- **Письменное задание**: Повторите полностью и без каких-либо изменений приведенный ниже текст об Инне Пруссаковой и ее книге о Льве Толстом.

---------- Приведенный текст ----------

И весь его подробный отзыв тоже свидетельствует о найденности слов. Вот он цитирует последние фразы рассказа «Солнечный день в январе» и спрашивает:
«Вы слышите музыку? Эту интонацию? Этот мерный сердечный наплыв? Вот этой вещи не передать никаким самым изощренным комментарием. Мало ли что можно сказать о прозе. Но того, что она сама о себе скажет, – этого не компенсируешь никаким рассуждением. Это надо: припасть и – слушать».
* * *
В марте 1993 года издательство «Просвещение» заключило с ней договор на книгу «Лев Толстой на пороге XXI столетия» (в серии «Писатели о писателях»). Рукопись нужно было представить не позднее 1 января 1994 года.
Это была большая удача, но никогда не знаешь, где найдешь, а где потеряешь… Инна работала над книгой с огромным душевным подъемом: Толстой был ее любимым писателем. Не склонная к высоким фразам, она говорит о нем, как о национальном гении, «чья внутренняя жизнь… дала свои плоды, чтобы миллионы людей в разных странах могли питать свою душу». И как она радовалась, узнав, что один из этих миллионов, мальчик-девятиклассник, написал в сочинении о «Войне и мире»: «Прочитав этот роман, я понял, как беден мой внутренний мир. Я завидую его героям и хочу любить и страдать, как они».
У одного из самых близких ей поэтов, Бориса Слуцкого, есть стихотворение о «романах из школьной программы», и в нем такие строки:
А если я струсил и сдался,
А если пошел на обман,
То, значит, не крепко держался
За старый и добрый роман.
Для Инны Пруссаковой из всей «школьной программы» главной моральной опорой был Лев Толстой. Обращаясь к трем его великим романам («Война и мир», «Анна Каренина», «Воскресение»), она показывает, что все они – о нас, что вечные проблемы, которыми мучился сам автор и его любимые герои, должны постоянно решать для себя и мы, «чтобы жить честно».

---------- Перечень записей ----------

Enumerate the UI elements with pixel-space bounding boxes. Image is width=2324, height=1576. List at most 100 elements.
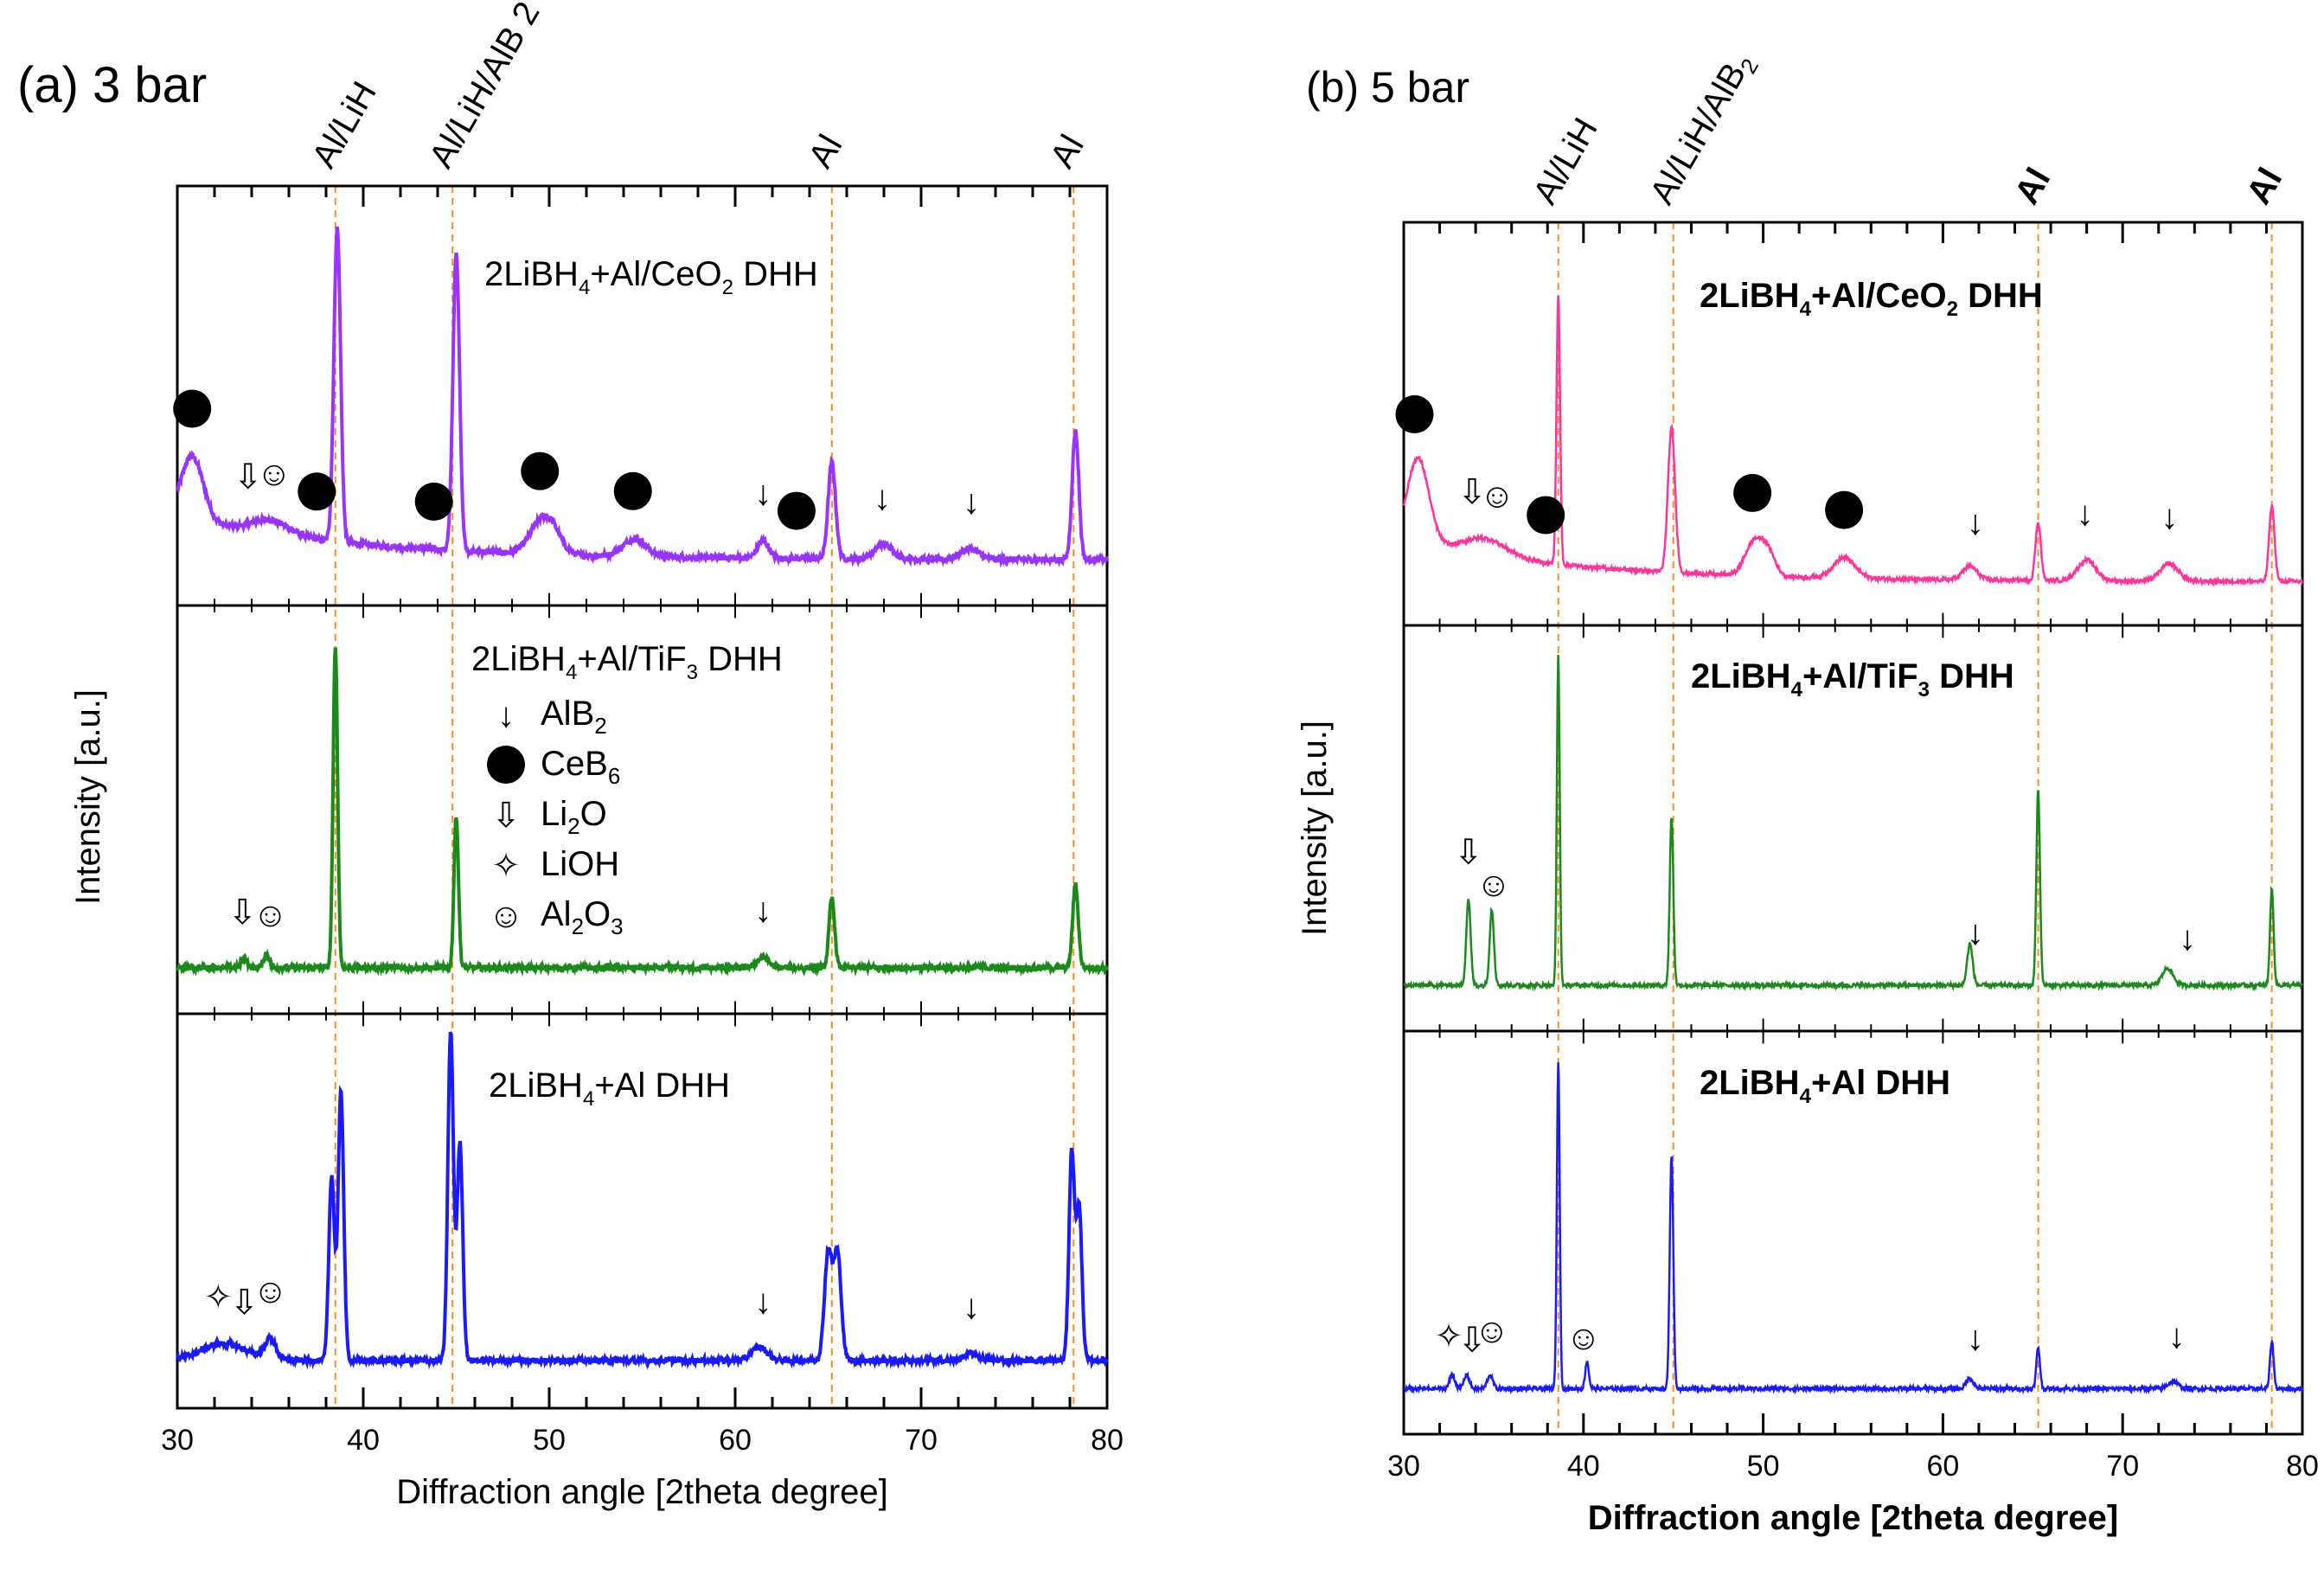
plot-frame — [176, 184, 1109, 1410]
svg-text:⇩: ⇩ — [234, 458, 263, 497]
svg-text:★: ★ — [1402, 399, 1427, 430]
sparkle-marker-icon: ✧ — [204, 1278, 234, 1317]
series-title: 2LiBH4+Al/CeO2 DHH — [484, 255, 818, 299]
arrow-marker-icon: ↓ — [2077, 495, 2094, 533]
svg-text:↓: ↓ — [1967, 914, 1984, 952]
x-tick-label: 70 — [2106, 1450, 2139, 1483]
series-title: 2LiBH4+Al DHH — [489, 1067, 730, 1111]
series-line — [176, 1031, 1109, 1370]
arrow-marker-icon: ↓ — [2161, 498, 2178, 536]
arrow-marker-icon: ↓ — [497, 696, 515, 734]
legend-label: CeB6 — [541, 745, 620, 789]
svg-text:★: ★ — [620, 476, 645, 507]
sparkle-marker-icon: ✧ — [1434, 1317, 1463, 1355]
face-marker-icon: ☺ — [253, 1272, 288, 1310]
hollow-arrow-marker-icon: ⇩ — [1454, 833, 1483, 871]
face-marker-icon: ☺ — [253, 896, 288, 934]
top-peak-label: Al/LiH/AlB2 — [1642, 46, 1764, 213]
series-line — [1403, 655, 2304, 992]
top-peak-label: Al — [1043, 129, 1092, 175]
legend: ↓ AlB2 ★ CeB6 ⇩ Li2O ✧ LiOH ☺ Al2O3 — [487, 695, 624, 939]
x-axis-label: Diffraction angle [2theta degree] — [396, 1473, 888, 1511]
svg-text:⇩: ⇩ — [1457, 473, 1487, 511]
series-0: ★ ⇩☺ ★ ★ ★ ★ ↓ ★ ↓ ↓ 2LiBH4+Al/CeO2 DHH — [173, 226, 1109, 568]
plot-frame — [1402, 221, 2304, 1436]
svg-text:☺: ☺ — [489, 897, 524, 935]
series-2: ✧⇩☺ ☺ ↓ ↓2LiBH4+Al DHH — [1403, 1062, 2304, 1395]
face-marker-icon: ☺ — [256, 455, 291, 493]
x-tick-label: 60 — [1926, 1450, 1959, 1483]
svg-text:↓: ↓ — [963, 1288, 980, 1326]
star-marker-icon: ★ — [298, 472, 336, 511]
x-tick-label: 30 — [161, 1424, 194, 1457]
face-marker-icon: ☺ — [1480, 477, 1515, 515]
series-title: 2LiBH4+Al/CeO2 DHH — [1700, 277, 2043, 321]
star-marker-icon: ★ — [1733, 473, 1772, 512]
legend-label: Al2O3 — [541, 895, 624, 939]
face-marker-icon: ☺ — [1474, 1312, 1509, 1350]
hollow-arrow-marker-icon: ⇩ — [227, 894, 257, 932]
svg-text:↓: ↓ — [2077, 495, 2094, 533]
svg-text:★: ★ — [1533, 499, 1559, 530]
svg-text:↓: ↓ — [963, 484, 980, 522]
svg-text:⇩: ⇩ — [230, 1284, 259, 1322]
star-marker-icon: ★ — [1825, 490, 1864, 529]
arrow-marker-icon: ↓ — [2179, 919, 2196, 958]
svg-text:☺: ☺ — [253, 896, 288, 934]
svg-text:★: ★ — [421, 486, 446, 517]
hollow-arrow-marker-icon: ⇩ — [1457, 1321, 1487, 1359]
svg-text:★: ★ — [494, 749, 519, 780]
svg-text:↓: ↓ — [1967, 504, 1984, 542]
star-marker-icon: ★ — [414, 482, 453, 521]
svg-text:↓: ↓ — [2161, 498, 2178, 536]
svg-text:☺: ☺ — [1476, 866, 1511, 904]
arrow-marker-icon: ↓ — [1967, 1320, 1984, 1358]
arrow-marker-icon: ↓ — [754, 1283, 771, 1321]
series-1: ⇩☺ ↓2LiBH4+Al/TiF3 DHH — [176, 640, 1109, 977]
svg-text:↓: ↓ — [754, 892, 771, 930]
arrow-marker-icon: ↓ — [874, 479, 891, 517]
svg-text:↓: ↓ — [754, 475, 771, 513]
panel-label: (a) 3 bar — [17, 57, 207, 113]
svg-text:✧: ✧ — [1434, 1317, 1463, 1355]
svg-text:↓: ↓ — [874, 479, 891, 517]
svg-text:↓: ↓ — [497, 696, 515, 734]
svg-text:★: ★ — [1740, 477, 1765, 509]
star-marker-icon: ★ — [1395, 394, 1434, 433]
panel-b: (b) 5 bar 30 40 50 60 70 80 Diffraction angle [… — [1296, 46, 2319, 1537]
arrow-marker-icon: ↓ — [1967, 504, 1984, 542]
svg-text:★: ★ — [304, 476, 330, 507]
x-tick-label: 50 — [1747, 1450, 1780, 1483]
svg-text:↓: ↓ — [754, 1283, 771, 1321]
svg-text:☺: ☺ — [1480, 477, 1515, 515]
x-tick-label: 50 — [533, 1424, 566, 1457]
x-tick-label: 40 — [1567, 1450, 1600, 1483]
legend-label: LiOH — [541, 845, 619, 883]
svg-text:★: ★ — [528, 455, 553, 486]
svg-text:☺: ☺ — [253, 1272, 288, 1310]
face-marker-icon: ☺ — [1565, 1319, 1601, 1357]
arrow-marker-icon: ↓ — [963, 1288, 980, 1326]
hollow-arrow-marker-icon: ⇩ — [491, 797, 521, 835]
series-title: 2LiBH4+Al DHH — [1700, 1064, 1950, 1108]
top-peak-label: Al/LiH/AlB 2 — [422, 0, 547, 175]
star-marker-icon: ★ — [173, 389, 212, 428]
top-peak-label: Al — [2007, 162, 2058, 211]
star-marker-icon: ★ — [487, 746, 525, 784]
star-marker-icon: ★ — [613, 471, 652, 510]
svg-text:↓: ↓ — [1967, 1320, 1984, 1358]
face-marker-icon: ☺ — [489, 897, 524, 935]
svg-text:✧: ✧ — [491, 847, 521, 885]
top-peak-label: Al — [2239, 162, 2289, 211]
svg-text:☺: ☺ — [1565, 1319, 1601, 1357]
series-line — [176, 647, 1109, 977]
y-axis-label: Intensity [a.u.] — [1296, 721, 1334, 936]
series-line — [1403, 1062, 2304, 1395]
x-tick-label: 70 — [905, 1424, 938, 1457]
x-tick-label: 40 — [347, 1424, 380, 1457]
svg-text:✧: ✧ — [204, 1278, 234, 1317]
svg-text:⇩: ⇩ — [227, 894, 257, 932]
top-peak-label: Al — [801, 129, 849, 175]
star-marker-icon: ★ — [521, 452, 560, 490]
series-title: 2LiBH4+Al/TiF3 DHH — [471, 640, 783, 684]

----------

- **Письменное решение**:
И весь его подробный отзыв тоже свидетельствует о найденности слов. Вот он цитирует последние фразы рассказа «Солнечный день в январе» и спрашивает:
«Вы слышите музыку? Эту интонацию? Этот мерный сердечный наплыв? Вот этой вещи не передать никаким самым изощренным комментарием. Мало ли что можно сказать о прозе. Но того, что она сама о себе скажет, – этого не компенсируешь никаким рассуждением. Это надо: припасть и – слушать».
* * *
В марте 1993 года издательство «Просвещение» заключило с ней договор на книгу «Лев Толстой на пороге XXI столетия» (в серии «Писатели о писателях»). Рукопись нужно было представить не позднее 1 января 1994 года.
Это была большая удача, но никогда не знаешь, где найдешь, а где потеряешь… Инна работала над книгой с огромным душевным подъемом: Толстой был ее любимым писателем. Не склонная к высоким фразам, она говорит о нем, как о национальном гении, «чья внутренняя жизнь… дала свои плоды, чтобы миллионы людей в разных странах могли питать свою душу». И как она радовалась, узнав, что один из этих миллионов, мальчик-девятиклассник, написал в сочинении о «Войне и мире»: «Прочитав этот роман, я понял, как беден мой внутренний мир. Я завидую его героям и хочу любить и страдать, как они».
У одного из самых близких ей поэтов, Бориса Слуцкого, есть стихотворение о «романах из школьной программы», и в нем такие строки:
А если я струсил и сдался,
А если пошел на обман,
То, значит, не крепко держался
За старый и добрый роман.
Для Инны Пруссаковой из всей «школьной программы» главной моральной опорой был Лев Толстой. Обращаясь к трем его великим романам («Война и мир», «Анна Каренина», «Воскресение»), она показывает, что все они – о нас, что вечные проблемы, которыми мучился сам автор и его любимые герои, должны постоянно решать для себя и мы, «чтобы жить честно».